Supplied text:
--- START ---
Walking on the Fisherman’s Warf in Kaohsiung, I noticed a man with selling heaps of such fish and some black dried fruit in two separate containers. Men going back home after office hours were buying from him. I went close and enquired what it was. He gave me a toothless, broad grin and said something which I couldn’t understand. Then he scooped out a large ladle of the dried stuff and put in my hand, as a way of sample. I gingerly put it in my mouth and then realized that it was a kind of kishmish (raisins). I ate them all along my walk along the “Love River” and silently thanked the vendor for his generosity.
For seafood lovers, Taiwan is a paradise. Food is cooked slowly in soups and stews or quickly by deep frying. Favorite dishes include oysters with black bean sauce, prawns wrapped in seaweed, abalone, cucumber crab rolls, and clam and winter melon soup. Small restaurants display fresh produce on the street so that customers can choose their evening meal. Restaurants offer food from all the culinary regions of China and also have a notable Japanese influence.
We went to a Japanese restaurant called Shi Yang Shan Fang – a 45 minutes drive from Outside Taipei, it is beautiful retreat tucked away in the mountain. Though I had trek along steep slope down the hill to reach the place, the huge hibiscus flowers on the way and a gurgling brook that ran alongside compensated for my efforts. Subtly lit garden paths and clusters of flowers welcomed me into a different world. Here we had an eight course dinner comprising amazing dishes, with innovative use of ingredients. Peter Lee, my guide said that traditionally the older generations appreciated a ten to twelve course dinner. Starting with corn paste and almond pudding accompanied by Oolong tea, mango-passion fruit juice, it went on to scallops with mushrooms and bamboo shoots, shrimp, salmon, sea urchin- salmon eggs, rice cakes- baby oysters, sticky rice, etc., and the meal lasted three full hours where I soaked in the Zen like ambience. Out of all these I picked sticky rice and roasted brinjal and feasted more on the soft music, sound of water and fragrance of flowers. The finale to the feast was the dried lotus in wild mushroom soup that bloomed like a fresh flower, opening each petal gently as if coaxed by love. It was a real spectacle that cannot be described and loses its charm by trying to capture it on film. One has to respect the ritual and be a silent spectator.
--- END ---
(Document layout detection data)
--- START ---
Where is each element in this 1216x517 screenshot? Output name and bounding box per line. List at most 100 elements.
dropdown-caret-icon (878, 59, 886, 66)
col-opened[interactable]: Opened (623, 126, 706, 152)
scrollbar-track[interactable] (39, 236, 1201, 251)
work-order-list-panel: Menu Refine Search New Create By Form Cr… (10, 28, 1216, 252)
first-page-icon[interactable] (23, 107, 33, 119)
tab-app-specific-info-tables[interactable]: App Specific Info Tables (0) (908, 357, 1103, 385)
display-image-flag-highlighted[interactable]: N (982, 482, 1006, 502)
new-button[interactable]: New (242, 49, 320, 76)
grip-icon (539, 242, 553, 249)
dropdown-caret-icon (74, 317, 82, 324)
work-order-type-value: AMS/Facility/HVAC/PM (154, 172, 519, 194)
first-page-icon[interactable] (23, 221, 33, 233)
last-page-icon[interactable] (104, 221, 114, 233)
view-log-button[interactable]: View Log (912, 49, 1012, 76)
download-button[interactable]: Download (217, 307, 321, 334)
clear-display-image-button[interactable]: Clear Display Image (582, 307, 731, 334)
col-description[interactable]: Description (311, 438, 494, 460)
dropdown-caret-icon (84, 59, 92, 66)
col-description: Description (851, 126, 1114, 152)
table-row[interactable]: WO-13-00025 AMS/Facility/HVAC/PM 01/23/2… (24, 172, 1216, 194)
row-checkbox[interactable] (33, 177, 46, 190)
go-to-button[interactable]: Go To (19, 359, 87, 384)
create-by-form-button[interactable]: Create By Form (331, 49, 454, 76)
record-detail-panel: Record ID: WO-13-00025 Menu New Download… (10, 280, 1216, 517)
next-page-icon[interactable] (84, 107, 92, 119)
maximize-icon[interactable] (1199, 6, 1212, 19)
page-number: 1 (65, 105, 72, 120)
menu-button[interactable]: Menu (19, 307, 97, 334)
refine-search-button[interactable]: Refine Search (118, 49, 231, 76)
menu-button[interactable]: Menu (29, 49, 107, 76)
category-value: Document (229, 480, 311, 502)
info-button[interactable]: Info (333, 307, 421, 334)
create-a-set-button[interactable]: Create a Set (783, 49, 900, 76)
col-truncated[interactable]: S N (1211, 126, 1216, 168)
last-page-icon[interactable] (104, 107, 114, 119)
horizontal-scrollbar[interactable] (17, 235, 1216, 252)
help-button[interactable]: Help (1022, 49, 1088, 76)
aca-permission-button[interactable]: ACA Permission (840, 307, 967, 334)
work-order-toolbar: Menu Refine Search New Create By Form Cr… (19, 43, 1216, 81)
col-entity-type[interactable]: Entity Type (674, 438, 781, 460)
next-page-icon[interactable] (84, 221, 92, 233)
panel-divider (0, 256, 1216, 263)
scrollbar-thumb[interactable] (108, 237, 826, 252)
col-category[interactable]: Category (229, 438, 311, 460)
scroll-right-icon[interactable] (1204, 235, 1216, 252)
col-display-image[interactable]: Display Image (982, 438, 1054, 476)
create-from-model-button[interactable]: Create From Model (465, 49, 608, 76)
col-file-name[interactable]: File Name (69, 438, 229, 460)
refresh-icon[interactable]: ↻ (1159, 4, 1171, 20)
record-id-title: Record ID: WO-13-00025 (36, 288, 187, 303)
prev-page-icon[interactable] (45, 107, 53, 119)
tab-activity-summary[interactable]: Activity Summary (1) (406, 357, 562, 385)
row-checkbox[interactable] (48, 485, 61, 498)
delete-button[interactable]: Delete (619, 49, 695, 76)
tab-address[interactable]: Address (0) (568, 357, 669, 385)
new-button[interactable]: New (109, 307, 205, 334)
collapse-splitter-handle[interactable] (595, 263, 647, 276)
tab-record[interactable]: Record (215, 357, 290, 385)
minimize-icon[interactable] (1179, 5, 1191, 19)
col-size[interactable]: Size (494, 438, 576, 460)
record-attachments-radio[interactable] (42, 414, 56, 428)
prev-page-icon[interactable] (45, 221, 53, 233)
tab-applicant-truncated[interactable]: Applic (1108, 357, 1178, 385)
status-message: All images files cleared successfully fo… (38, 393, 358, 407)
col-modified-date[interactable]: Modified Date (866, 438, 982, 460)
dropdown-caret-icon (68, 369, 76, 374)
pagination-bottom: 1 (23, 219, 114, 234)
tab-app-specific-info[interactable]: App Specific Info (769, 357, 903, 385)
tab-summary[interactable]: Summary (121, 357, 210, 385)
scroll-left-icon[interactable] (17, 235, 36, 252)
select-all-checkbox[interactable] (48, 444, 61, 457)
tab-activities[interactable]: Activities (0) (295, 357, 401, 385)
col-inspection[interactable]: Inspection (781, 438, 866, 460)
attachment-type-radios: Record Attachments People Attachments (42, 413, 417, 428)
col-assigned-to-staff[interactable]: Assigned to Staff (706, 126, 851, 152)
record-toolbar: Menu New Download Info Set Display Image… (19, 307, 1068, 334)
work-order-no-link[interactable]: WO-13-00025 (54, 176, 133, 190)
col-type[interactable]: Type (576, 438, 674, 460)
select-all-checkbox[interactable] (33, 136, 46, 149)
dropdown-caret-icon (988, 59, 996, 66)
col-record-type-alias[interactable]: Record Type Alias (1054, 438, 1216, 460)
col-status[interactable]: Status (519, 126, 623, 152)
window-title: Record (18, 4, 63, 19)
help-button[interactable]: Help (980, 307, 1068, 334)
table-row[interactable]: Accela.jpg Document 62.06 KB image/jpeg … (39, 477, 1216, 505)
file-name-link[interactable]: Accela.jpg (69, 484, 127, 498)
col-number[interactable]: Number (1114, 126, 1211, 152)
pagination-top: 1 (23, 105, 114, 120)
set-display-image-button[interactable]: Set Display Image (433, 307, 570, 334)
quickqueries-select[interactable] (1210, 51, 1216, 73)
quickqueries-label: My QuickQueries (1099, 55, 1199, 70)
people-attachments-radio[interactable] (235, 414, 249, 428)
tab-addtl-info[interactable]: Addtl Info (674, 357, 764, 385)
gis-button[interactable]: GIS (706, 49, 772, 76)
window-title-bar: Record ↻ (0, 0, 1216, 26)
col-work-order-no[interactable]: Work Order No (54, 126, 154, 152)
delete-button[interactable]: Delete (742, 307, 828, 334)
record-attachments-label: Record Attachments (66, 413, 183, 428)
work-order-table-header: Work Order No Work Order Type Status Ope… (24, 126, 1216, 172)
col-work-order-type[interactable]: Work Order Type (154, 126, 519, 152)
--- END ---
Required actions:
• 1. In the text on food in Taiwan, why do small restaurants put fresh produce out on the street? Answer in one to three sentences.
• 2. Extend the text on food in Taiwan, picking up after its final sentence.
The listing has no connection to the text on food in Taiwan.

Your responses:
• 1. Small restaurants display fresh produce on the street so that customers can choose their evening meal.

• 2.
“Food is the best ambassador” said Chef Joseph Vaz with a broad smile, welcoming us with nimbu paani and papad. He hails from Goa and runs Joseph Bistro in Taipei with his affable Taiwanese wife. We fell in love with his seasonal fruit raita and mushroom cheese tikki served with guava chutney and chopped chilli. When my Hyderabadi genes craved for real hot food, he produced a nice red chilli, tomato-cilantro paste whose tang made me feel at home. Having worked in four countries earlier, his dishes take different global twists but the core, like his heart, remains rooted in the Konkani cuisine. Chicken Tikka, Baby Cabbage Foogath, Tomato Paneer Scramble, Lamb shoulder Malwani and nans followed. I was a bit taken aback by the brinjals and sweet potatoes in the huge dekchi of piping hot vegetable biryani. Never mind- liberal doses of kaaju in all the dishes, gulab jamun (made the chef’s way) and masala chai at the end of the meal more than made up.